» **Short task**: Assemble all lines in which the string "تنفيذ" appears.

[Records from a collection]
********
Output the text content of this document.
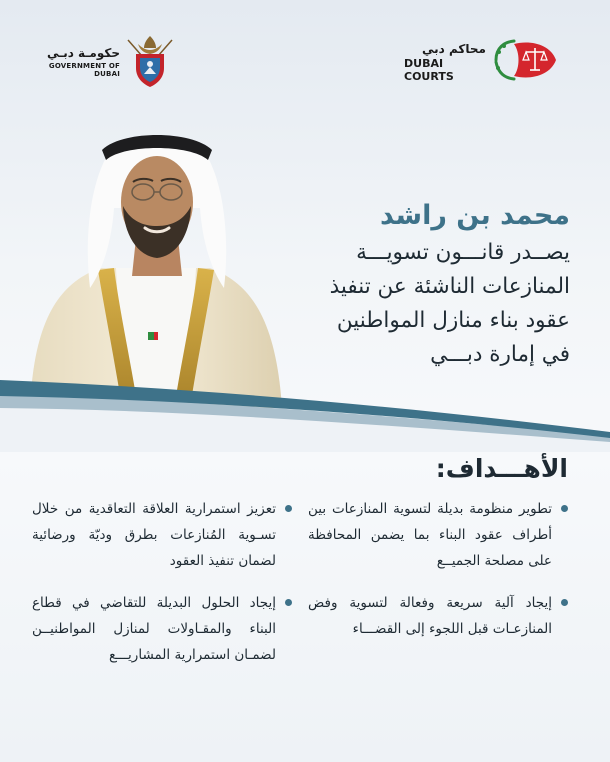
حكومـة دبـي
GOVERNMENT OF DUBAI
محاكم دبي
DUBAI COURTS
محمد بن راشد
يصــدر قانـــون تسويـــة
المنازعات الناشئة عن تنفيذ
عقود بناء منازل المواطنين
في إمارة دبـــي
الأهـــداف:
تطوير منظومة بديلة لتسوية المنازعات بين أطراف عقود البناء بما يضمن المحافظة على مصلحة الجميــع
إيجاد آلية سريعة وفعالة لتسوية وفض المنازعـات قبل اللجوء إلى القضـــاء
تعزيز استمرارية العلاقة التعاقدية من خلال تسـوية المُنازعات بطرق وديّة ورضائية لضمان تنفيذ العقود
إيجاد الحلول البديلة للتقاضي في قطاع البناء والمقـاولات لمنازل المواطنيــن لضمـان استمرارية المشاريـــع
********
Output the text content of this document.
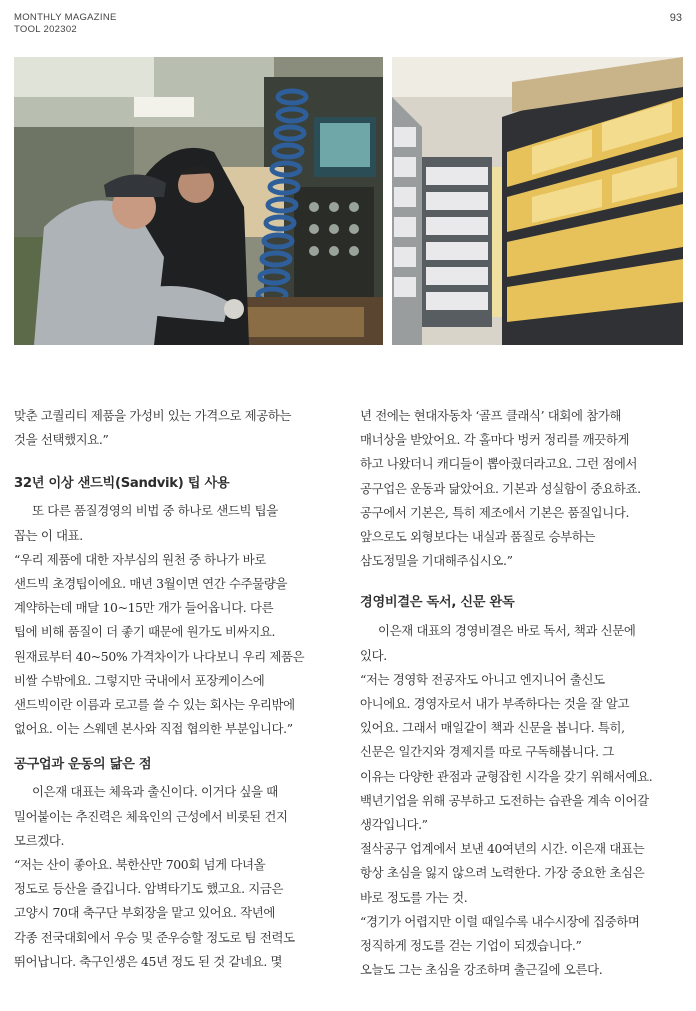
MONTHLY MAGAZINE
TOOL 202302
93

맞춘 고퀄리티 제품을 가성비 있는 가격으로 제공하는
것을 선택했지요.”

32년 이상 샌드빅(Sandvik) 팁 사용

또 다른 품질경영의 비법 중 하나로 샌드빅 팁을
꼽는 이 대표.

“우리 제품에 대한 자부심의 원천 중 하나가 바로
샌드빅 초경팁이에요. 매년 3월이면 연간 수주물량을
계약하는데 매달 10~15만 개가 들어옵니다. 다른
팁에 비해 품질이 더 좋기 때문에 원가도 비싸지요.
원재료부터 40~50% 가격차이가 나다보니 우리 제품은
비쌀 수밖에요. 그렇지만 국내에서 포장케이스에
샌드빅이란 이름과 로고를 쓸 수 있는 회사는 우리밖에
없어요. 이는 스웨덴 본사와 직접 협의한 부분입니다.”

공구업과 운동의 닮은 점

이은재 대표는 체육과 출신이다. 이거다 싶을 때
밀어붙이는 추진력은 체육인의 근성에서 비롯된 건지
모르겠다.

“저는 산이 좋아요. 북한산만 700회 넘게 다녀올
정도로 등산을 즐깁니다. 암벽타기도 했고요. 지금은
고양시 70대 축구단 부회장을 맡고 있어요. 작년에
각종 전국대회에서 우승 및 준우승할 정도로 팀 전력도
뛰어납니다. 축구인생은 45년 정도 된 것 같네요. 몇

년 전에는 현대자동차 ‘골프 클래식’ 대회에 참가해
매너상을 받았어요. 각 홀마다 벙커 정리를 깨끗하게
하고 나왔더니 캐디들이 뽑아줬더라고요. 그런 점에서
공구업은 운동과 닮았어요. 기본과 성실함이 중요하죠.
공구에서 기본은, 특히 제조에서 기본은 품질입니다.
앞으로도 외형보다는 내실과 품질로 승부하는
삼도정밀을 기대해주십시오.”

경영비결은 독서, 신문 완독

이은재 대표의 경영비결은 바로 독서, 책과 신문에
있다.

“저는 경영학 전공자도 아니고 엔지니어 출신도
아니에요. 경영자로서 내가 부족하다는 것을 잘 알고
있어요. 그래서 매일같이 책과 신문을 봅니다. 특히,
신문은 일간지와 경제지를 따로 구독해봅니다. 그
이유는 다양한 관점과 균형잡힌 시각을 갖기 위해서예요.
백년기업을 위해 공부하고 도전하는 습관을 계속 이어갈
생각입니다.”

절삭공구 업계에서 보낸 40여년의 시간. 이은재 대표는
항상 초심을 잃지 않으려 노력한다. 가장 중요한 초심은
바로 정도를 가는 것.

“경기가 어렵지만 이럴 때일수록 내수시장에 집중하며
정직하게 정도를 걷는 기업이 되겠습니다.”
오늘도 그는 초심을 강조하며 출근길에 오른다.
********
» **Task result**:
المنازعات الناشئة عن تنفيذ
تعزيز استمرارية العلاقة التعاقدية من خلال تسـوية المُنازعات بطرق وديّة ورضائية لضمان تنفيذ العقود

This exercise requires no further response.